■ Exercise goal ■
Check each line below for "железобетонных" and report how many have it, nothing else.

[Dataset records]
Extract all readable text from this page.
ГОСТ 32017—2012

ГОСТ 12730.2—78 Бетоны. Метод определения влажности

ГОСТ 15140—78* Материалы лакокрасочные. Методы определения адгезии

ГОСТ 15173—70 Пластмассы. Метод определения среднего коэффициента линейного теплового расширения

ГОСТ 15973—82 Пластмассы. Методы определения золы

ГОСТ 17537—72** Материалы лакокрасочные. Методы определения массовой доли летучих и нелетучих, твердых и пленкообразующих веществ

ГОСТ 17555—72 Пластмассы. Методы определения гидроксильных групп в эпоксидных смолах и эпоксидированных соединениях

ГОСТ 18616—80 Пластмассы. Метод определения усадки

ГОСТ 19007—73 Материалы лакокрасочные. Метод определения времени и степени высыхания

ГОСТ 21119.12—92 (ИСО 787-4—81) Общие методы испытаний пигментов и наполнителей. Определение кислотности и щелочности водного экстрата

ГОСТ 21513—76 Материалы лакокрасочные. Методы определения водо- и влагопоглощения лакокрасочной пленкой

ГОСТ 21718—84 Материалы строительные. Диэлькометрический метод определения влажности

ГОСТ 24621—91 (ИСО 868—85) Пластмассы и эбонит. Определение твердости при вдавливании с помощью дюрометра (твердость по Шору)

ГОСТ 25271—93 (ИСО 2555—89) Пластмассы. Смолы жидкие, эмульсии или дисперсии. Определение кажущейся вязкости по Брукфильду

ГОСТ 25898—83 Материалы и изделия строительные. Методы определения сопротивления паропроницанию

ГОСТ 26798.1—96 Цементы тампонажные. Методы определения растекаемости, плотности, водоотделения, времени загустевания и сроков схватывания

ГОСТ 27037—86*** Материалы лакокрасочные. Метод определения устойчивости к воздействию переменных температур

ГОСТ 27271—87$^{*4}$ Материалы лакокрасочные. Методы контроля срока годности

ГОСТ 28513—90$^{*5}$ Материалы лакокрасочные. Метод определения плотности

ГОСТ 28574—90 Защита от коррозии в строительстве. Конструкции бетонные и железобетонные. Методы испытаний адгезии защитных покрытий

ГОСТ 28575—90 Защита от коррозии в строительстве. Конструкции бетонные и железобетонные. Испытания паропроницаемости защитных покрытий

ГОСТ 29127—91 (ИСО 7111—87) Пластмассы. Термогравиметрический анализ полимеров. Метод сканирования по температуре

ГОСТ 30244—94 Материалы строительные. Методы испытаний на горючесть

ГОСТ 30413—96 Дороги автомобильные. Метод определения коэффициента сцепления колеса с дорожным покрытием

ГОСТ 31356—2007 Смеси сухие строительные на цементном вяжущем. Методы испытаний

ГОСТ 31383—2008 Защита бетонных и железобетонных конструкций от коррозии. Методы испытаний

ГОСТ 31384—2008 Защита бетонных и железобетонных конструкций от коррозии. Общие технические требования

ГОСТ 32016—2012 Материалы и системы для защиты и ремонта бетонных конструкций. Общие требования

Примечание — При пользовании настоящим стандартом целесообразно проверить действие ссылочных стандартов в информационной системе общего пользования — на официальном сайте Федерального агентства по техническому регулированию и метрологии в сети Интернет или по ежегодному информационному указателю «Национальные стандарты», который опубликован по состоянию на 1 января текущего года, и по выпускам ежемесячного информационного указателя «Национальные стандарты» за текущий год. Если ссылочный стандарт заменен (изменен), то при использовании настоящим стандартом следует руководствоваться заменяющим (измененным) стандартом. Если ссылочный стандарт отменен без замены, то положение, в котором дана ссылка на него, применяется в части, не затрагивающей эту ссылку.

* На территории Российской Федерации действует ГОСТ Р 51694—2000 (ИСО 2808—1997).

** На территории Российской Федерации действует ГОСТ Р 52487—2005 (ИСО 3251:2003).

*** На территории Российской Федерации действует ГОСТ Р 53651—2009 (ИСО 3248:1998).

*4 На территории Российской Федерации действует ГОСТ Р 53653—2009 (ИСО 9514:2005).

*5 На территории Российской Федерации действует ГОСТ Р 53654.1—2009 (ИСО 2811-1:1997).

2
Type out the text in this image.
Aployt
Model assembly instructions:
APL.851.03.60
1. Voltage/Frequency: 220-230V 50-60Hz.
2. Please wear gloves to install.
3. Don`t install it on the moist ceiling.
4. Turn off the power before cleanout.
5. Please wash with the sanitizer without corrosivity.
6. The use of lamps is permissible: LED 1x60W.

■ The output ■
2